• Task prompt:
Decide whether each statement below agrees with the text on Tally Table performance, and support each yes or no with the deciding words from the text, quoted exactly. (a) The data is VARCHAR, while the Tally Table splitter is based on NVARCHAR. (b) The tests were run for 10, 100, and 1333 for each datatype. (c) The writer applies fixes for the optimizer's mistake right away.

• Supplied text:
Do you see the two errors we've both made that caused the Tally Table to look bad? ;-)

The Tally Table works by joining to the data at the character level. So the first performance error occurs because of what happens if you join two columns that are different datatypes... The data is NVARCHAR and the Tally Table splitter is based on VARCHAR.

The second "error" is caused by the myth than an iTVF always works as well at high row-counts as it does at low row-counts. Because of the join at the character level, you actually end up with a much larger cross join between the Tally Table and the data than required for the larger column counts because the optimizer can "see" the splitter code instead of not being able to see it as if it were a scalar function. In other words, the optimizer makes a bad mistake here. There are some fixes you can add but let’s not do that for the moment. I will, however, include mlTVF code to do a Tally Table split below.

So... if we do like we would do when tuning any query for performance, we need to make the datatypes match for the join and we need to change to a NON iTVF to get the performance the Tally Table is famous for even at larger numbers of CSV elements.

In my tests, the only change I made to the data generator was to change between creating an NVARCHAR column and a VARCHAR column and then ran the tests for 10, 100, and 1333 for each datatype. I also threw in the NON iTVF function to show that the problem really isn't with the Tally Table... the problem is with what the optimizer chose to do with it all and we had to do a little tuning just like we would with any query...

[Dataset records]
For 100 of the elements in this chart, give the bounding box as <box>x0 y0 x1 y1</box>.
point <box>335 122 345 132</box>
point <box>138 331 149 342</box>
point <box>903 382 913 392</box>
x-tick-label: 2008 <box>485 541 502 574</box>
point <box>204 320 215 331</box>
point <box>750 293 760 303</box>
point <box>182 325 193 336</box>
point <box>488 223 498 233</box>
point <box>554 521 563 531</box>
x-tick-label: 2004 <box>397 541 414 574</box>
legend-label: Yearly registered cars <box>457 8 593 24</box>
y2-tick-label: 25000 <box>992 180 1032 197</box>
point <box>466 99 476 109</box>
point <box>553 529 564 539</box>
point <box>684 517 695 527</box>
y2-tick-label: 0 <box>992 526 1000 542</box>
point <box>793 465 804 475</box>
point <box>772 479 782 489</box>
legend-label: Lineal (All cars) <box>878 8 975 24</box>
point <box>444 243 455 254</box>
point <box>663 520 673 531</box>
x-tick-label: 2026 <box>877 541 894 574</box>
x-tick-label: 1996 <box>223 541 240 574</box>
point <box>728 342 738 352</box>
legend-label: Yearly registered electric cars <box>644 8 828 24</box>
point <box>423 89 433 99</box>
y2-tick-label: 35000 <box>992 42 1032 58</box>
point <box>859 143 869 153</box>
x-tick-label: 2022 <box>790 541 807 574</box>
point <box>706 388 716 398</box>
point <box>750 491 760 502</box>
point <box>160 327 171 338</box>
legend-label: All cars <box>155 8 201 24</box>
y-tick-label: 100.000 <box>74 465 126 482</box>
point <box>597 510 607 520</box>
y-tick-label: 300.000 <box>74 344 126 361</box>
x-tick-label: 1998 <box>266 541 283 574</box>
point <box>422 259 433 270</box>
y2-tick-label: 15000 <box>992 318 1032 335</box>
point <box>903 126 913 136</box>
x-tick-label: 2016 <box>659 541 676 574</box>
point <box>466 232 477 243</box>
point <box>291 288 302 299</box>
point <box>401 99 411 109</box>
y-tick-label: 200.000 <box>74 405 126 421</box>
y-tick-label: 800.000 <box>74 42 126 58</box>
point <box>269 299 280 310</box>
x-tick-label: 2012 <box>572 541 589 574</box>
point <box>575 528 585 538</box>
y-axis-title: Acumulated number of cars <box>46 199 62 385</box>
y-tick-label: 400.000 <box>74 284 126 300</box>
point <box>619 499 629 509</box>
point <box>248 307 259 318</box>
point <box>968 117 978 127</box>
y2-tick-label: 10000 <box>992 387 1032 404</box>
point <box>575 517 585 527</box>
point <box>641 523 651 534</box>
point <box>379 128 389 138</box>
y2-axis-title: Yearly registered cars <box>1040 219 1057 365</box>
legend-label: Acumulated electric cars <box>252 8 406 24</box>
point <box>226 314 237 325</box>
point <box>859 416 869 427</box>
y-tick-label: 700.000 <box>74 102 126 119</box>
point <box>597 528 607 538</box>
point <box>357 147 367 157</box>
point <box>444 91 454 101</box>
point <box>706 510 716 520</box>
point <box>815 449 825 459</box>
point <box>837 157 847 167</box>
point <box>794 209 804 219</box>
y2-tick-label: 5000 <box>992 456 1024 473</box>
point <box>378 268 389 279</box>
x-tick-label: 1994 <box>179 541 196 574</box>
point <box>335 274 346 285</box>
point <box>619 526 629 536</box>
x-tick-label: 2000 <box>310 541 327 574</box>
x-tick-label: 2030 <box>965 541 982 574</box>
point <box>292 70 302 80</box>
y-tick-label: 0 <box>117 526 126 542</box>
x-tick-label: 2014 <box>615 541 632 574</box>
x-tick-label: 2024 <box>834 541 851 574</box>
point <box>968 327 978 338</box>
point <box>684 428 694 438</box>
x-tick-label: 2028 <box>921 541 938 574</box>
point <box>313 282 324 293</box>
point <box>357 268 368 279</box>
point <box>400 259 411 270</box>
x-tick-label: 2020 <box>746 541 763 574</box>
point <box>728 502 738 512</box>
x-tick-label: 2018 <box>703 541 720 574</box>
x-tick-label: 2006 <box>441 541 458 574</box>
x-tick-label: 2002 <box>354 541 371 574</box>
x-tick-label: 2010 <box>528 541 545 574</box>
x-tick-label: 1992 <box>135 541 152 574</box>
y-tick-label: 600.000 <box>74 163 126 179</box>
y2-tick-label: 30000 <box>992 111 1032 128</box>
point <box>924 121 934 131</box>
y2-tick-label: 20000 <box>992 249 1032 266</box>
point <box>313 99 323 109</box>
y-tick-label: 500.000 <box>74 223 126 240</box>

• Written response:
(a) No: "The data is NVARCHAR and the Tally Table splitter is based on VARCHAR."
(b) Yes: "ran the tests for 10, 100, and 1333 for each datatype"
(c) No: "There are some fixes you can add but let’s not do that for the moment."